Structured figure records
★ ★ ★
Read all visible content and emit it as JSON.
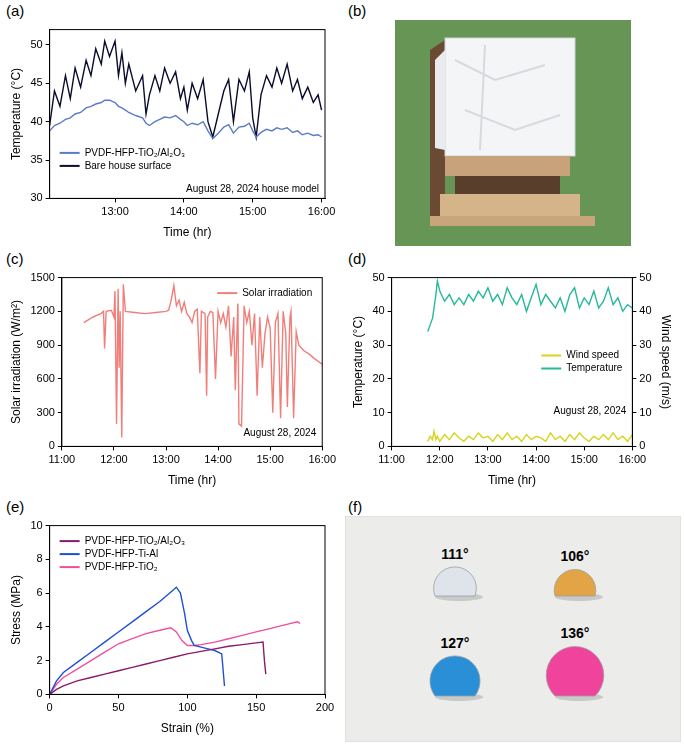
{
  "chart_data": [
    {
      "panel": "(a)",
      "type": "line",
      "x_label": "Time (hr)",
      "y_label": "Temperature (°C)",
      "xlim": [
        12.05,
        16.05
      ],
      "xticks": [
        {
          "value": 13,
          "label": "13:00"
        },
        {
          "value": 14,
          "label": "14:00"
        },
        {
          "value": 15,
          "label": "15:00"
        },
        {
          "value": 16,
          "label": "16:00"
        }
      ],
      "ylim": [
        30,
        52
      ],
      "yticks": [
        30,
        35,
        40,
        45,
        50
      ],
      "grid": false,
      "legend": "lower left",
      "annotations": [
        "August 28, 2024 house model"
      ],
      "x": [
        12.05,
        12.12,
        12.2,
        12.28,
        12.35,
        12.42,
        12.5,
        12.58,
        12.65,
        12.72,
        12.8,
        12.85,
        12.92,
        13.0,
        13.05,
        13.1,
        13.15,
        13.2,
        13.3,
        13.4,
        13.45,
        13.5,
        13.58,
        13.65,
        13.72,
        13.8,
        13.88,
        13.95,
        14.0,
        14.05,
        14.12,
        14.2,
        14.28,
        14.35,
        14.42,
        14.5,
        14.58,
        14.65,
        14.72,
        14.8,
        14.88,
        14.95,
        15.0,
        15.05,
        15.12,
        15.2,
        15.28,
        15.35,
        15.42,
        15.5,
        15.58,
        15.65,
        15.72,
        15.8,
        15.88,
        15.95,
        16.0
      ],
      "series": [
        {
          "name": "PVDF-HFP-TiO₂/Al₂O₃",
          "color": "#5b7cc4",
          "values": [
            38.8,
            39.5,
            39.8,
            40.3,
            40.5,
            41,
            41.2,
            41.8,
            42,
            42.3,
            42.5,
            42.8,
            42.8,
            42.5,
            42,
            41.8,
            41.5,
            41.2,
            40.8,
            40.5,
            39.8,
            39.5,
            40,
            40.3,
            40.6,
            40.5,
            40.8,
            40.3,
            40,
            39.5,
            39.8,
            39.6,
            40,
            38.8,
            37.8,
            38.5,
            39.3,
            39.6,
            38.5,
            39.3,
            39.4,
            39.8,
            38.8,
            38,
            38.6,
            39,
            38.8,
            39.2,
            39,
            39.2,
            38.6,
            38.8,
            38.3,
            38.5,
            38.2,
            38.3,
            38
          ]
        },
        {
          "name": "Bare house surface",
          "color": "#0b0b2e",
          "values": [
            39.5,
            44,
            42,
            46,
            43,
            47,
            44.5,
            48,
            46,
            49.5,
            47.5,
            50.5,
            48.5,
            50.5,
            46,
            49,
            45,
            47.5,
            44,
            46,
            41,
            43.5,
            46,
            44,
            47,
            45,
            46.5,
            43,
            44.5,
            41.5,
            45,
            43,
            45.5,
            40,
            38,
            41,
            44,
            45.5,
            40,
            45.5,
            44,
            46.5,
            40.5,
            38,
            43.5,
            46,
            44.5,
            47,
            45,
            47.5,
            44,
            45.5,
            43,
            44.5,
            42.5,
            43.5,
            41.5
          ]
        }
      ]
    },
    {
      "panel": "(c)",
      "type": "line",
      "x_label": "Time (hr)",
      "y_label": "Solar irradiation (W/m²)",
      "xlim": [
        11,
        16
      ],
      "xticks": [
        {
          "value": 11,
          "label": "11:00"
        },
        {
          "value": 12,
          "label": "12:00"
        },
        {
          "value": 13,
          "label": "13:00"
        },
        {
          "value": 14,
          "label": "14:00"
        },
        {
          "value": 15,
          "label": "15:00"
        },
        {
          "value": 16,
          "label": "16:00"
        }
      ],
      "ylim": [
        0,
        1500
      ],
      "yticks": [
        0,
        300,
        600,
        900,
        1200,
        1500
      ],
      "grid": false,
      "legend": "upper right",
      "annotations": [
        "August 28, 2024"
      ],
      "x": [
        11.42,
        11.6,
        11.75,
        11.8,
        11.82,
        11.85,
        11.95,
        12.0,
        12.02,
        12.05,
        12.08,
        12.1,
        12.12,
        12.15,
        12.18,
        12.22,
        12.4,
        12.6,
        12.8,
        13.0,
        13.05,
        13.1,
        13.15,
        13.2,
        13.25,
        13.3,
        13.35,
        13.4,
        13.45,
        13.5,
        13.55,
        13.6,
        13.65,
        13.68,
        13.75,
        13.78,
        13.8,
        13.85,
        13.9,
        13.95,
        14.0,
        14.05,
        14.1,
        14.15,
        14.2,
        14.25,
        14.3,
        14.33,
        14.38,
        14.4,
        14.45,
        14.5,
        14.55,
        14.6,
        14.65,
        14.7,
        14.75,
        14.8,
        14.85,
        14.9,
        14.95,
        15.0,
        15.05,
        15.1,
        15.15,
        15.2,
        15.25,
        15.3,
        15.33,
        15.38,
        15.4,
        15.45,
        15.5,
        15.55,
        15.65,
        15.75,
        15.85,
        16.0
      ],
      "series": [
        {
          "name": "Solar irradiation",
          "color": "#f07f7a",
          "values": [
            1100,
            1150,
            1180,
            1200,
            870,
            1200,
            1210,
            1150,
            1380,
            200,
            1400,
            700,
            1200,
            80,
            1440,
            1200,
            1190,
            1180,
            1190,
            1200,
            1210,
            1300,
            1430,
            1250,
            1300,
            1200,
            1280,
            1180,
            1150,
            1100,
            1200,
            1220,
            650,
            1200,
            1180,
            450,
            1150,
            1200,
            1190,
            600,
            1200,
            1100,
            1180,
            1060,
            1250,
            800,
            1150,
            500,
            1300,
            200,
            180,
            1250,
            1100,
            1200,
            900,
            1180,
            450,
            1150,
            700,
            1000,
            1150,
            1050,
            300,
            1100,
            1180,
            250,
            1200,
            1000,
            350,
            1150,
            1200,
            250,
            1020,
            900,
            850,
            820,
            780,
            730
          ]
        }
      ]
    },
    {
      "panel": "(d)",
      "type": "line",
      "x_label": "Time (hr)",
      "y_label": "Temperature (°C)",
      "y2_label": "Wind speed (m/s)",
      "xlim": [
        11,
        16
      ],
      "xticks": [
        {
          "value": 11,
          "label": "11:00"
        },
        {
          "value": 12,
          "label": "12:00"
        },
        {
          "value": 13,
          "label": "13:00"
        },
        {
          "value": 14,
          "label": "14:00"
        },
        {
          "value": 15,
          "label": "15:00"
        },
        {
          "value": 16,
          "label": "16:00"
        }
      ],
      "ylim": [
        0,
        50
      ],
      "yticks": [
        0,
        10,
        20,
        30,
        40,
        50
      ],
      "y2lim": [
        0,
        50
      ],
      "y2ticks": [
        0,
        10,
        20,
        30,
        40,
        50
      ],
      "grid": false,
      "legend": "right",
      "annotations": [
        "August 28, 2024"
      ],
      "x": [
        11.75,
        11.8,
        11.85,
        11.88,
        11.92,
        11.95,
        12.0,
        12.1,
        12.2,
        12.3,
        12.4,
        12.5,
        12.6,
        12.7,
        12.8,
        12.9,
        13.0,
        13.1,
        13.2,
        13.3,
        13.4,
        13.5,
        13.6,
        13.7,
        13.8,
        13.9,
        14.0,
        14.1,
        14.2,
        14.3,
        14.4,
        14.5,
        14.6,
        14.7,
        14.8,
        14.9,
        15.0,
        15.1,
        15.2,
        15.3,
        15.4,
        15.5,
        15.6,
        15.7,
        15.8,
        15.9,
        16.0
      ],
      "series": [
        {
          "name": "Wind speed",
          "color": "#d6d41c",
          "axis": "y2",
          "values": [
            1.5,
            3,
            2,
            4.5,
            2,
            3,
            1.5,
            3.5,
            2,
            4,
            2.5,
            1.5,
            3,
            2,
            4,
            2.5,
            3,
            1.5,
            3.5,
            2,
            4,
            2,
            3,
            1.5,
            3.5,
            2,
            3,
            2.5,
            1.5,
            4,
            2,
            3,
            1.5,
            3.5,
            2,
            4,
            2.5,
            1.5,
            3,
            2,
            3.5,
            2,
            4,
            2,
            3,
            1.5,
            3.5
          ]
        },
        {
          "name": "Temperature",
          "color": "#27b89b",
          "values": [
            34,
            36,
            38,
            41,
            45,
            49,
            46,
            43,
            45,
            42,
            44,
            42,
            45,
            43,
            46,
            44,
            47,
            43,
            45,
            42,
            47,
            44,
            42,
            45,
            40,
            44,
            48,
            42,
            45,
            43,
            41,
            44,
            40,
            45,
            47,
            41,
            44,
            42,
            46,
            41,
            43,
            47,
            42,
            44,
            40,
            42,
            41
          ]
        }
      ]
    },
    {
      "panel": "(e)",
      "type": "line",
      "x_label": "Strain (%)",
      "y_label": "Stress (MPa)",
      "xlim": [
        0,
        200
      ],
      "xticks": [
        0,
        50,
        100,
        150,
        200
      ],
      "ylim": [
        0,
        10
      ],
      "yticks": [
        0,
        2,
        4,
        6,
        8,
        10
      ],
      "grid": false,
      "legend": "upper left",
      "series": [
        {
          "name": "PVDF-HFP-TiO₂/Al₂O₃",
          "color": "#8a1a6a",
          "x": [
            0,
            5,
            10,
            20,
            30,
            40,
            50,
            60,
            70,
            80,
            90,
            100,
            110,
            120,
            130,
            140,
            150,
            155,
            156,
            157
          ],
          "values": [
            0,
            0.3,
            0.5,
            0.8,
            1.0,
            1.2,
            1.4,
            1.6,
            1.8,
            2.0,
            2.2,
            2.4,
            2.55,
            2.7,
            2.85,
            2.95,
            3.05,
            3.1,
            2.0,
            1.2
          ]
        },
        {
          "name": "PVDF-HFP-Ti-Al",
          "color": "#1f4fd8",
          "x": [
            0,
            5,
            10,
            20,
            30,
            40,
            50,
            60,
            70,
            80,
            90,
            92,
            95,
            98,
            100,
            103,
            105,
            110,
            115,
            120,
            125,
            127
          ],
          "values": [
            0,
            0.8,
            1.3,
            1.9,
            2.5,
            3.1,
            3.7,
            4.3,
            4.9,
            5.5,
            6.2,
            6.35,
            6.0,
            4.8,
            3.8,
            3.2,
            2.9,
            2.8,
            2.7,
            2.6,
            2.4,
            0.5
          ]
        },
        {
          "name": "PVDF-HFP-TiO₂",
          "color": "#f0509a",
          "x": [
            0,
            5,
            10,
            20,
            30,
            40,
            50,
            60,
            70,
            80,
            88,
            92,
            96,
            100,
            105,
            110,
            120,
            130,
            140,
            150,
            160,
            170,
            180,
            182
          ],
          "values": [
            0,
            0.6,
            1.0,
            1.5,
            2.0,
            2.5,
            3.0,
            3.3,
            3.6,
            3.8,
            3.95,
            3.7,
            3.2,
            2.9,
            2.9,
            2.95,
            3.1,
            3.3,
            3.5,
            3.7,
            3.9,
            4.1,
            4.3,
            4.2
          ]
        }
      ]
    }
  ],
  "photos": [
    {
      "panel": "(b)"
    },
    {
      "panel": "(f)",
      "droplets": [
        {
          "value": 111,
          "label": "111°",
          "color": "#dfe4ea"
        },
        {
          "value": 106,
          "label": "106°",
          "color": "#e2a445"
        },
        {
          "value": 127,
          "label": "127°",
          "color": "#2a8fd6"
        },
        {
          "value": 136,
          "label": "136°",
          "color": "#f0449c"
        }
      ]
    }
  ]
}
★ ★ ★
* [REQUEST]: Extract every line from the records above that contains the word "legend".

* [WRITTEN RESPONSE]:
      "legend": "lower left",
      "legend": "upper right",
      "legend": "right",
      "legend": "upper left",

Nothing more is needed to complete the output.